[Start of GIVEN RECORDS]

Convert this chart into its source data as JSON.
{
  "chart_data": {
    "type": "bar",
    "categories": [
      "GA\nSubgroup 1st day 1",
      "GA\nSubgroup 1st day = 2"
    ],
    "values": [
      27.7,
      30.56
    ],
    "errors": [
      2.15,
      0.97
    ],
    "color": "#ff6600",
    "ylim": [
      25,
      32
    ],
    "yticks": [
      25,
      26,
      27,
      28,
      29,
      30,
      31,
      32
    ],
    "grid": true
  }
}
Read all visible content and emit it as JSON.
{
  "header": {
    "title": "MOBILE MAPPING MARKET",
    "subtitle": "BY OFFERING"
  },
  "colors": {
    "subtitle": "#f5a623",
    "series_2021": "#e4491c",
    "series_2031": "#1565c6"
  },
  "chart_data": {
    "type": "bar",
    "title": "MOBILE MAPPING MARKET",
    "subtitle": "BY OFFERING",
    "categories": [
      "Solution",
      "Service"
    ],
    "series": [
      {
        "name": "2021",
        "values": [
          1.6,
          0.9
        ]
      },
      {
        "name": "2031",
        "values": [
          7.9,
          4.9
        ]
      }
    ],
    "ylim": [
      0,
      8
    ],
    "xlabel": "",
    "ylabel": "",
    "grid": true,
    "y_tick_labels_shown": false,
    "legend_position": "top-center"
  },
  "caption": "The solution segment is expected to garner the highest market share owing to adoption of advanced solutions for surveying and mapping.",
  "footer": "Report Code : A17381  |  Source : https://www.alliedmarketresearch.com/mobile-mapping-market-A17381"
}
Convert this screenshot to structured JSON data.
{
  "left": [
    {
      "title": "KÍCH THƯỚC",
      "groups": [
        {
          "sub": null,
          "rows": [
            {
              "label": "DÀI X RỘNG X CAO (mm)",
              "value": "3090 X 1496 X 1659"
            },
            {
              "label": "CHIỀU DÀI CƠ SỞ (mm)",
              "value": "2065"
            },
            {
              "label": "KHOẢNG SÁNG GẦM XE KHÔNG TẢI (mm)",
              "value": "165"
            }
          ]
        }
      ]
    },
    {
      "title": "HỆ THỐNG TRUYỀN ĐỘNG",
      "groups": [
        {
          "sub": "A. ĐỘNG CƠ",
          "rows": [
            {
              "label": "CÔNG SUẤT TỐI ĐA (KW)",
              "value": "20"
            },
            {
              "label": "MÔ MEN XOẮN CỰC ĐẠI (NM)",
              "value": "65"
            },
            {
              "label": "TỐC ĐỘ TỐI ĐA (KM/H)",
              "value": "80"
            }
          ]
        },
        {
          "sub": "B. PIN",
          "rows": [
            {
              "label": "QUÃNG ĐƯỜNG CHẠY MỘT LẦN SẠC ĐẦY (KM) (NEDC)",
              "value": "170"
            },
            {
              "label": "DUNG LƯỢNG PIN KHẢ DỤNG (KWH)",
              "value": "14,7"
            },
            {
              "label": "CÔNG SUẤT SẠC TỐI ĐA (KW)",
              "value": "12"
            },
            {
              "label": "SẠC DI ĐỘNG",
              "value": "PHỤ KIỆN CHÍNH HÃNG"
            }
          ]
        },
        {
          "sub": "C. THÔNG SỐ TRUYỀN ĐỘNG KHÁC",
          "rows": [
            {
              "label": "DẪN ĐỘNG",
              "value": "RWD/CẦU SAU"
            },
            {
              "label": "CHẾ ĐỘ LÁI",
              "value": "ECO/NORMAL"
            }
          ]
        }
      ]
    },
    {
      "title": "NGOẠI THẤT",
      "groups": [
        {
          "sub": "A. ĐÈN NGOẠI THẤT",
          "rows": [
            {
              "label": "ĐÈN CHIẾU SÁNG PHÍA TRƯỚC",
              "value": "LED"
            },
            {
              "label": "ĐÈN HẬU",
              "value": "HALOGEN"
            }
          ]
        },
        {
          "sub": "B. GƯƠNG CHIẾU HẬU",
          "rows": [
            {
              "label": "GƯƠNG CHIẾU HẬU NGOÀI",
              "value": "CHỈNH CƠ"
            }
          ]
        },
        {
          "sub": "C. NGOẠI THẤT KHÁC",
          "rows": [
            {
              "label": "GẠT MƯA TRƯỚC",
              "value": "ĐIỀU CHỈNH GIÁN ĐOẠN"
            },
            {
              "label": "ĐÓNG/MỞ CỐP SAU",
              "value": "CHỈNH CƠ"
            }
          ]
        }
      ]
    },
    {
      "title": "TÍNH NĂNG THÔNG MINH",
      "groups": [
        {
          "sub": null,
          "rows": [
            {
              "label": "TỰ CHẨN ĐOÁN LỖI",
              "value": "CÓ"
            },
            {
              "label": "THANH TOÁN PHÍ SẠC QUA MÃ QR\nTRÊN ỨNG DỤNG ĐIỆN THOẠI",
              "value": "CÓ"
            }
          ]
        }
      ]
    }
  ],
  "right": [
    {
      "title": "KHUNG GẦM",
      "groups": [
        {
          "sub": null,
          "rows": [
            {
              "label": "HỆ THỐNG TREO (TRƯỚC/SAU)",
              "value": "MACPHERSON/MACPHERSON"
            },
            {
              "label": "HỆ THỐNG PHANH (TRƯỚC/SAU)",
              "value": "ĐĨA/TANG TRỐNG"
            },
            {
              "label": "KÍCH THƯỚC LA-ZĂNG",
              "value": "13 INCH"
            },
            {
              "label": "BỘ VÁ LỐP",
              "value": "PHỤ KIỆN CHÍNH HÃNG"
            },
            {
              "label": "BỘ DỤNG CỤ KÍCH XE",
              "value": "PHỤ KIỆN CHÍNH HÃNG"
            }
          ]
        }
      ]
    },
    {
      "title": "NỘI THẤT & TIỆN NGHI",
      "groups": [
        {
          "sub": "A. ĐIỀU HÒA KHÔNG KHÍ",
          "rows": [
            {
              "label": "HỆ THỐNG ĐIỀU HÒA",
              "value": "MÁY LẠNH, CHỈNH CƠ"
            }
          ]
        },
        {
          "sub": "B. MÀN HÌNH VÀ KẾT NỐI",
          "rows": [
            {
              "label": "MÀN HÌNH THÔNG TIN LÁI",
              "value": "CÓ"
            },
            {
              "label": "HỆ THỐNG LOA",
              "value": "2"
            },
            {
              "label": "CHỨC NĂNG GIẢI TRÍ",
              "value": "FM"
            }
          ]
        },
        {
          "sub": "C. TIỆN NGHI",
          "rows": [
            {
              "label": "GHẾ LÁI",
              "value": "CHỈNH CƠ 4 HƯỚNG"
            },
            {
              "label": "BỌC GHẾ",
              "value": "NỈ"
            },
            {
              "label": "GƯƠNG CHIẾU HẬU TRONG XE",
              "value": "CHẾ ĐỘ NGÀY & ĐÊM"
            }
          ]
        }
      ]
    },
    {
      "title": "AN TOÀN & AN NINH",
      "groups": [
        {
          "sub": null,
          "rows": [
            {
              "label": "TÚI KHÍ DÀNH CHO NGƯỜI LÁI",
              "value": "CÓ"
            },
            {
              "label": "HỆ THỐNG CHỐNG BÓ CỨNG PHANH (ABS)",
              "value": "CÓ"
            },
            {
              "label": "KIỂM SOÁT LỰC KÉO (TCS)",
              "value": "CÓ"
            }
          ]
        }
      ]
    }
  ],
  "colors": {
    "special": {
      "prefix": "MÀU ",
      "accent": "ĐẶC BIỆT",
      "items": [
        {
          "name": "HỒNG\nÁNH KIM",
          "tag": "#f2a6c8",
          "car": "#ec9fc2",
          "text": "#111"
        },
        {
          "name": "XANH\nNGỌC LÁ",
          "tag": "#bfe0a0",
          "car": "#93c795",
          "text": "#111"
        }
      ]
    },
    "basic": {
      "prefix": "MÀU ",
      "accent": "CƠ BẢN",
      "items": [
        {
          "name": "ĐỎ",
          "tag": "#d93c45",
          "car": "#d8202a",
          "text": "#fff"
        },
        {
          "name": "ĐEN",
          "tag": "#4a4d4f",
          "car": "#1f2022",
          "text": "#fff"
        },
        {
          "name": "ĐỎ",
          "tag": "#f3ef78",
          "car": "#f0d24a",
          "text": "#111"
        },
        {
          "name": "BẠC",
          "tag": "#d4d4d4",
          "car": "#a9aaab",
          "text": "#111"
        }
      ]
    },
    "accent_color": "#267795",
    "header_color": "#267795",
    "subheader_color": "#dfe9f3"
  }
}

[End of GIVEN RECORDS]

Using the records above, find and show each line with the string "CHỈNH".

              "value": "CHỈNH CƠ"
              "value": "ĐIỀU CHỈNH GIÁN ĐOẠN"
              "value": "CHỈNH CƠ"
              "value": "MÁY LẠNH, CHỈNH CƠ"
              "value": "CHỈNH CƠ 4 HƯỚNG"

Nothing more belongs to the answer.